## Requirement
Which lines include the word "GAZETECİLER"? Copy each of them.

## Data to process
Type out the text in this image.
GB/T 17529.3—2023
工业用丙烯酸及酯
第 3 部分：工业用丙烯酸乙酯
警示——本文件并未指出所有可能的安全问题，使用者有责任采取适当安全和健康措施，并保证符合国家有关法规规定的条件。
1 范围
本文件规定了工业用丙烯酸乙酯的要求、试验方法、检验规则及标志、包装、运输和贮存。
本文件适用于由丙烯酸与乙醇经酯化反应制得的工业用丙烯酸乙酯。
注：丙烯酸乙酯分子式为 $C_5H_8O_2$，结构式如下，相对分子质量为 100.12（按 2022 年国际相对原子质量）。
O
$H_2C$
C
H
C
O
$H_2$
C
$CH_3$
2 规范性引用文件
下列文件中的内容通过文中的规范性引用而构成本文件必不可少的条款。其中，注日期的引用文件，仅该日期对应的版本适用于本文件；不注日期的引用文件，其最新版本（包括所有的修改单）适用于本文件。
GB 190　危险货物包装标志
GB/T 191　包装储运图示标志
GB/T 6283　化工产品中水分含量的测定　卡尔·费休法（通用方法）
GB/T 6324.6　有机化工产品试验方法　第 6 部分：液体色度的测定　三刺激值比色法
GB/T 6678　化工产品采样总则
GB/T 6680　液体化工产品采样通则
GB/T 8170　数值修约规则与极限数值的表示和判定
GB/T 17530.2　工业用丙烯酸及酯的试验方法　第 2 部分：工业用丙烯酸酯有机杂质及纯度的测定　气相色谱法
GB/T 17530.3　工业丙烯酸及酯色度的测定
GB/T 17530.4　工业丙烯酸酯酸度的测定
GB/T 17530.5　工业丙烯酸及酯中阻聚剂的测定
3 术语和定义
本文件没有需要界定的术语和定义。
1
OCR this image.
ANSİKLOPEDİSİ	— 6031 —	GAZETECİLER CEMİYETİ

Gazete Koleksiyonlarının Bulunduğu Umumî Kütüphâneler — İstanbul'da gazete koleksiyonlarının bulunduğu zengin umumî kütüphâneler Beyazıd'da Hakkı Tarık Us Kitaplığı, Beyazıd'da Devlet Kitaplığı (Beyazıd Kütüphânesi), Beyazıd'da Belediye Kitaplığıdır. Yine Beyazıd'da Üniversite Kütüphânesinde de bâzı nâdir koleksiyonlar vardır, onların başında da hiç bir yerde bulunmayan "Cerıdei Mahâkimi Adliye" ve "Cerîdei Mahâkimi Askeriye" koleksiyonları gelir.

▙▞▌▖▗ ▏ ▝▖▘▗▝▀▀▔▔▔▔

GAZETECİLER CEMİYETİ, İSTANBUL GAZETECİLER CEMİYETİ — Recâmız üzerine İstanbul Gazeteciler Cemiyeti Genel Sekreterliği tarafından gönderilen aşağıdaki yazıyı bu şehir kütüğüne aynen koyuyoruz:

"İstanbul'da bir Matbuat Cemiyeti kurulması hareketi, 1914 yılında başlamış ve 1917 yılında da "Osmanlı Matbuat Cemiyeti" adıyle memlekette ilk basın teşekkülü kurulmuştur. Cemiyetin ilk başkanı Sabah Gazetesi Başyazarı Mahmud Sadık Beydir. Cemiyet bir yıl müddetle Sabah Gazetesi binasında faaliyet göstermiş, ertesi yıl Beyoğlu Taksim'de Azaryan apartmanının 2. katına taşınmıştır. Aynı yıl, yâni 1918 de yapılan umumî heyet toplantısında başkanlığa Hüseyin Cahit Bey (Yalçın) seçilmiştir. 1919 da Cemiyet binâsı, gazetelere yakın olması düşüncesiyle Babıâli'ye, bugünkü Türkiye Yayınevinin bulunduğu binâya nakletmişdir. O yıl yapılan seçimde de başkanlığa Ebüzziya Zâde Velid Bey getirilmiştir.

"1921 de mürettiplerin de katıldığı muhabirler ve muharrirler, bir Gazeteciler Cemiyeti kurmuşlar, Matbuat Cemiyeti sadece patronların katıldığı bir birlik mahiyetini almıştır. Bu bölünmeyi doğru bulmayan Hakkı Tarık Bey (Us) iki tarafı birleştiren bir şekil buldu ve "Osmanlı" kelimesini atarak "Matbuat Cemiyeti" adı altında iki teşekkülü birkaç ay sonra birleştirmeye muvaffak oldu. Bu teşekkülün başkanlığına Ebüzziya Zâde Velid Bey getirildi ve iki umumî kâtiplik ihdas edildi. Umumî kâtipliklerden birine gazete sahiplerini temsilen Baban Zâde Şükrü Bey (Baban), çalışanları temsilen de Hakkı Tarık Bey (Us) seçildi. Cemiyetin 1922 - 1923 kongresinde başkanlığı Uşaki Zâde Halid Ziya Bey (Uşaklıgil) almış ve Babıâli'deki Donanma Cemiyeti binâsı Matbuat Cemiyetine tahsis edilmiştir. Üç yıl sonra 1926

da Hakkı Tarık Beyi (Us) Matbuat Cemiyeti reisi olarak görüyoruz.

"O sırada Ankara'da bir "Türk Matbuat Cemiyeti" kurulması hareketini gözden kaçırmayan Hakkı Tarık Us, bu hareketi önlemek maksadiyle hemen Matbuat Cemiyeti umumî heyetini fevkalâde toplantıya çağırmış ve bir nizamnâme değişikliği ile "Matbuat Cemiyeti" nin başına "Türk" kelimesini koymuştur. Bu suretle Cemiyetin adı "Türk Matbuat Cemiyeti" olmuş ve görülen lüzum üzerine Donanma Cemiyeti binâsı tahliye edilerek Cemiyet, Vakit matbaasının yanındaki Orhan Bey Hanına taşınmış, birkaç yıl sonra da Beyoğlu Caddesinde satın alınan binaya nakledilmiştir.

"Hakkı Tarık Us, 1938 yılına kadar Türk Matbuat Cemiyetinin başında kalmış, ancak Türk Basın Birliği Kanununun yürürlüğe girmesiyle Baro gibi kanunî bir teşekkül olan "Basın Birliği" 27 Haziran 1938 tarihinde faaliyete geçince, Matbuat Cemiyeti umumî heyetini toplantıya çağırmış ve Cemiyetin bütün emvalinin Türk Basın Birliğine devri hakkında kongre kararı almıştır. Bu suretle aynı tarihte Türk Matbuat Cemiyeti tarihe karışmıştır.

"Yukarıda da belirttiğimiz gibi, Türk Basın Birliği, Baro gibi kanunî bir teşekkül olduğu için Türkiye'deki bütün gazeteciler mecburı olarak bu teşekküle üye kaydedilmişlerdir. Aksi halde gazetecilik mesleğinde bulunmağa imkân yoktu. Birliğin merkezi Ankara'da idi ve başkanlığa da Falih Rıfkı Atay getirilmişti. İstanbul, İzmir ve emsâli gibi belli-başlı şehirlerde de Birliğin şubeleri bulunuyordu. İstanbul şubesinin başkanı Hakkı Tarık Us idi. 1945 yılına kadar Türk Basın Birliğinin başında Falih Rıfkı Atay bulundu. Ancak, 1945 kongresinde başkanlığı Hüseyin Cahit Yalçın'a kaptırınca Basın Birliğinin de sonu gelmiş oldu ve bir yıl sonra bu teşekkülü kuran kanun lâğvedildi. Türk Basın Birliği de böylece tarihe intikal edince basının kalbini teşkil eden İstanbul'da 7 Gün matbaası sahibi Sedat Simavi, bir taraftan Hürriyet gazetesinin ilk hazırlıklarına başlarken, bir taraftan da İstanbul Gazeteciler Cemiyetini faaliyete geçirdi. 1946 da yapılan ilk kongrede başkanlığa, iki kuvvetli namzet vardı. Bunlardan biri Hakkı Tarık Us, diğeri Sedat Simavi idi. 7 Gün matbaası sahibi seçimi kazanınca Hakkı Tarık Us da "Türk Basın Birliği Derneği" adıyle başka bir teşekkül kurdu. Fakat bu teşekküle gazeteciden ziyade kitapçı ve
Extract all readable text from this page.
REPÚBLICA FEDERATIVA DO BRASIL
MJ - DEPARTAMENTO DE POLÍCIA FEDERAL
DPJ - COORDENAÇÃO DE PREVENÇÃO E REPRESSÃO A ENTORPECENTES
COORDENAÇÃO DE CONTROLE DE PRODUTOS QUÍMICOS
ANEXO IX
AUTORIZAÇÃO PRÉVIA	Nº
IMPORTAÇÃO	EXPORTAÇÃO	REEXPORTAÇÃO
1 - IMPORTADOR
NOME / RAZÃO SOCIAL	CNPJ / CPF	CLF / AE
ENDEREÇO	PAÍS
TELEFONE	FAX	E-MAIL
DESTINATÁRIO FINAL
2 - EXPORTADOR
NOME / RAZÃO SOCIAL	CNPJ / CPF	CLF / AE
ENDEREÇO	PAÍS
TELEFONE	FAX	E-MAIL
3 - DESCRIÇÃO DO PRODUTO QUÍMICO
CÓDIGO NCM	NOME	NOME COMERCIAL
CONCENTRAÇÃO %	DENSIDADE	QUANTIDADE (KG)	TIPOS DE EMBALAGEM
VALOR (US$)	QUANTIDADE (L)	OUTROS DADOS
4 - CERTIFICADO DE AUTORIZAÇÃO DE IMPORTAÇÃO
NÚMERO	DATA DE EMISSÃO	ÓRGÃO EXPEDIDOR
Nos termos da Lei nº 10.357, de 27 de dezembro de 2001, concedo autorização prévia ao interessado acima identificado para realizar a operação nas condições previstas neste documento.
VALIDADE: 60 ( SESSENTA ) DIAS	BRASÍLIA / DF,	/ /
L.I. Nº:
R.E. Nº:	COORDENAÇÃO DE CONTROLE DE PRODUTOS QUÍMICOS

## Response below
ANSİKLOPEDİSİ	— 6031 —	GAZETECİLER CEMİYETİ
GAZETECİLER CEMİYETİ, İSTANBUL GAZETECİLER CEMİYETİ — Recâmız üzerine İstanbul Gazeteciler Cemiyeti Genel Sekreterliği tarafından gönderilen aşağıdaki yazıyı bu şehir kütüğüne aynen koyuyoruz:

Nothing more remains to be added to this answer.